● What is needed:
The data below should be printed in full, exactly, and without any of its images.

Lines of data

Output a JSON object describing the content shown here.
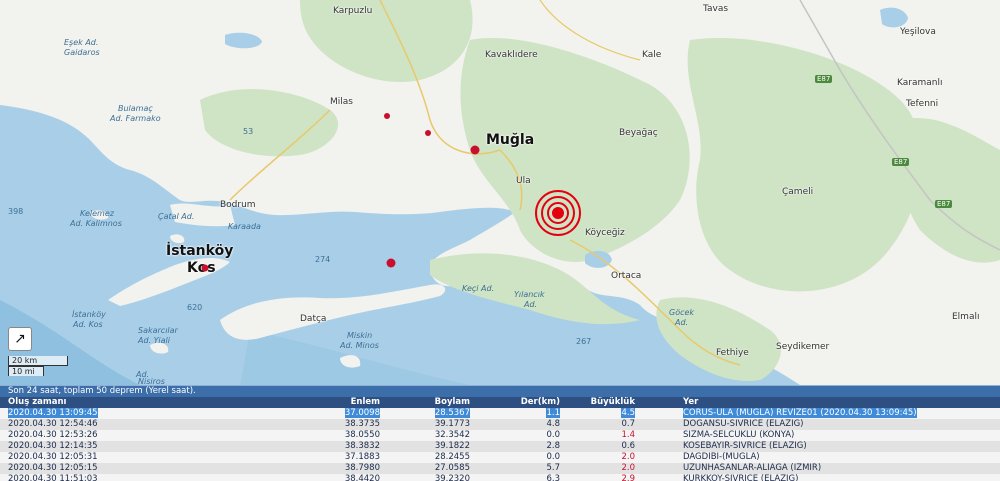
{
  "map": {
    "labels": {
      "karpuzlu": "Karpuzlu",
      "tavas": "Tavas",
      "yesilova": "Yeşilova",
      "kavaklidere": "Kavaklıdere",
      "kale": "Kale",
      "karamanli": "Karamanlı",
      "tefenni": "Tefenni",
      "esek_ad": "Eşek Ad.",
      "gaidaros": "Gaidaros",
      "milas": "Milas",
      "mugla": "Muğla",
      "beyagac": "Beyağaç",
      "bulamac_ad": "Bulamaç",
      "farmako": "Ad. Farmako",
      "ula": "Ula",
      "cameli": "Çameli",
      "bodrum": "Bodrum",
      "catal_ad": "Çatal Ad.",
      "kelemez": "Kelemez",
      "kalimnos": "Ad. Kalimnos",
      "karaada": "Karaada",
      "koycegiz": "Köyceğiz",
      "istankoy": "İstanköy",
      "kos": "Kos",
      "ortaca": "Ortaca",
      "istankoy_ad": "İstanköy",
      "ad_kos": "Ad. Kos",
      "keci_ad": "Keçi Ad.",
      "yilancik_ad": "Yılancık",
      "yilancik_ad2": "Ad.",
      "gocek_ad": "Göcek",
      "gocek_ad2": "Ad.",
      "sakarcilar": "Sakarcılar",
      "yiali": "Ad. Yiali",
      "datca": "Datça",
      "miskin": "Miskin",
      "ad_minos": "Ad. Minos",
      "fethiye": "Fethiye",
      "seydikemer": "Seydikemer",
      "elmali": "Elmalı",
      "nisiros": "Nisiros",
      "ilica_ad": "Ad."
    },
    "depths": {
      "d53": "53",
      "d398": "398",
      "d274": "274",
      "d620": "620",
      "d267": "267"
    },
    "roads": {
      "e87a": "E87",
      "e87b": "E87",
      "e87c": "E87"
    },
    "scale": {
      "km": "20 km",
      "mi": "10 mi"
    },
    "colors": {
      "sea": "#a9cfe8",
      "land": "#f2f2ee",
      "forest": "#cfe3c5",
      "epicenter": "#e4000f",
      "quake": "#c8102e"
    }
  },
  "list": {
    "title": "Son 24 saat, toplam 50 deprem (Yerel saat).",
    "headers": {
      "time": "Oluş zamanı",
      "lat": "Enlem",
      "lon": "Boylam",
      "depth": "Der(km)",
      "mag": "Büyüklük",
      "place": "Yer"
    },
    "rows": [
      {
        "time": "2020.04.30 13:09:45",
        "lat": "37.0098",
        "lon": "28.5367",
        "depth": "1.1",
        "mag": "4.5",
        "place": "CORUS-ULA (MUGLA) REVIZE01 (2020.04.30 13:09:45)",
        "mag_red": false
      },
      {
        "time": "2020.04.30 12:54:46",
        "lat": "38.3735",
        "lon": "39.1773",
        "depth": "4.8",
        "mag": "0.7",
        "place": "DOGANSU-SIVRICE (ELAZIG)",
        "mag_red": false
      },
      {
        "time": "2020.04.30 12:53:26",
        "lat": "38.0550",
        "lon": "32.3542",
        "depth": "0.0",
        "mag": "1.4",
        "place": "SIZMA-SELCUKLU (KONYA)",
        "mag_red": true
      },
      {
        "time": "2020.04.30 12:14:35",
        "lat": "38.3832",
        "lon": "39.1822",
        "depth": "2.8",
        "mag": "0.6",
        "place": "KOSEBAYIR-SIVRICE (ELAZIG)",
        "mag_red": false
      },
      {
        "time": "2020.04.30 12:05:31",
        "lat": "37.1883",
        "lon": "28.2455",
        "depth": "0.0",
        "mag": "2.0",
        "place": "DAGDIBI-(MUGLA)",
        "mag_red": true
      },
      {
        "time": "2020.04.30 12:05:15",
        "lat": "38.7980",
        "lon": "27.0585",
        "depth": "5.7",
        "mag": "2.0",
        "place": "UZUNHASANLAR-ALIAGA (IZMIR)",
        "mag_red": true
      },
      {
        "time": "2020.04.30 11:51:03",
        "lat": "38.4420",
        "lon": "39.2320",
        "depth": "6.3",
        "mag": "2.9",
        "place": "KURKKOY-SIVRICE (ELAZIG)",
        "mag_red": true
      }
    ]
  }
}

● Exercise output:
Output a JSON object describing the content shown here.
{
  "map": {
    "labels": {
      "karpuzlu": "Karpuzlu",
      "tavas": "Tavas",
      "yesilova": "Yeşilova",
      "kavaklidere": "Kavaklıdere",
      "kale": "Kale",
      "karamanli": "Karamanlı",
      "tefenni": "Tefenni",
      "esek_ad": "Eşek Ad.",
      "gaidaros": "Gaidaros",
      "milas": "Milas",
      "mugla": "Muğla",
      "beyagac": "Beyağaç",
      "bulamac_ad": "Bulamaç",
      "farmako": "Ad. Farmako",
      "ula": "Ula",
      "cameli": "Çameli",
      "bodrum": "Bodrum",
      "catal_ad": "Çatal Ad.",
      "kelemez": "Kelemez",
      "kalimnos": "Ad. Kalimnos",
      "karaada": "Karaada",
      "koycegiz": "Köyceğiz",
      "istankoy": "İstanköy",
      "kos": "Kos",
      "ortaca": "Ortaca",
      "istankoy_ad": "İstanköy",
      "ad_kos": "Ad. Kos",
      "keci_ad": "Keçi Ad.",
      "yilancik_ad": "Yılancık",
      "yilancik_ad2": "Ad.",
      "gocek_ad": "Göcek",
      "gocek_ad2": "Ad.",
      "sakarcilar": "Sakarcılar",
      "yiali": "Ad. Yiali",
      "datca": "Datça",
      "miskin": "Miskin",
      "ad_minos": "Ad. Minos",
      "fethiye": "Fethiye",
      "seydikemer": "Seydikemer",
      "elmali": "Elmalı",
      "nisiros": "Nisiros",
      "ilica_ad": "Ad."
    },
    "depths": {
      "d53": "53",
      "d398": "398",
      "d274": "274",
      "d620": "620",
      "d267": "267"
    },
    "roads": {
      "e87a": "E87",
      "e87b": "E87",
      "e87c": "E87"
    },
    "scale": {
      "km": "20 km",
      "mi": "10 mi"
    },
    "colors": {
      "sea": "#a9cfe8",
      "land": "#f2f2ee",
      "forest": "#cfe3c5",
      "epicenter": "#e4000f",
      "quake": "#c8102e"
    }
  },
  "list": {
    "title": "Son 24 saat, toplam 50 deprem (Yerel saat).",
    "headers": {
      "time": "Oluş zamanı",
      "lat": "Enlem",
      "lon": "Boylam",
      "depth": "Der(km)",
      "mag": "Büyüklük",
      "place": "Yer"
    },
    "rows": [
      {
        "time": "2020.04.30 13:09:45",
        "lat": "37.0098",
        "lon": "28.5367",
        "depth": "1.1",
        "mag": "4.5",
        "place": "CORUS-ULA (MUGLA) REVIZE01 (2020.04.30 13:09:45)",
        "mag_red": false
      },
      {
        "time": "2020.04.30 12:54:46",
        "lat": "38.3735",
        "lon": "39.1773",
        "depth": "4.8",
        "mag": "0.7",
        "place": "DOGANSU-SIVRICE (ELAZIG)",
        "mag_red": false
      },
      {
        "time": "2020.04.30 12:53:26",
        "lat": "38.0550",
        "lon": "32.3542",
        "depth": "0.0",
        "mag": "1.4",
        "place": "SIZMA-SELCUKLU (KONYA)",
        "mag_red": true
      },
      {
        "time": "2020.04.30 12:14:35",
        "lat": "38.3832",
        "lon": "39.1822",
        "depth": "2.8",
        "mag": "0.6",
        "place": "KOSEBAYIR-SIVRICE (ELAZIG)",
        "mag_red": false
      },
      {
        "time": "2020.04.30 12:05:31",
        "lat": "37.1883",
        "lon": "28.2455",
        "depth": "0.0",
        "mag": "2.0",
        "place": "DAGDIBI-(MUGLA)",
        "mag_red": true
      },
      {
        "time": "2020.04.30 12:05:15",
        "lat": "38.7980",
        "lon": "27.0585",
        "depth": "5.7",
        "mag": "2.0",
        "place": "UZUNHASANLAR-ALIAGA (IZMIR)",
        "mag_red": true
      },
      {
        "time": "2020.04.30 11:51:03",
        "lat": "38.4420",
        "lon": "39.2320",
        "depth": "6.3",
        "mag": "2.9",
        "place": "KURKKOY-SIVRICE (ELAZIG)",
        "mag_red": true
      }
    ]
  }
}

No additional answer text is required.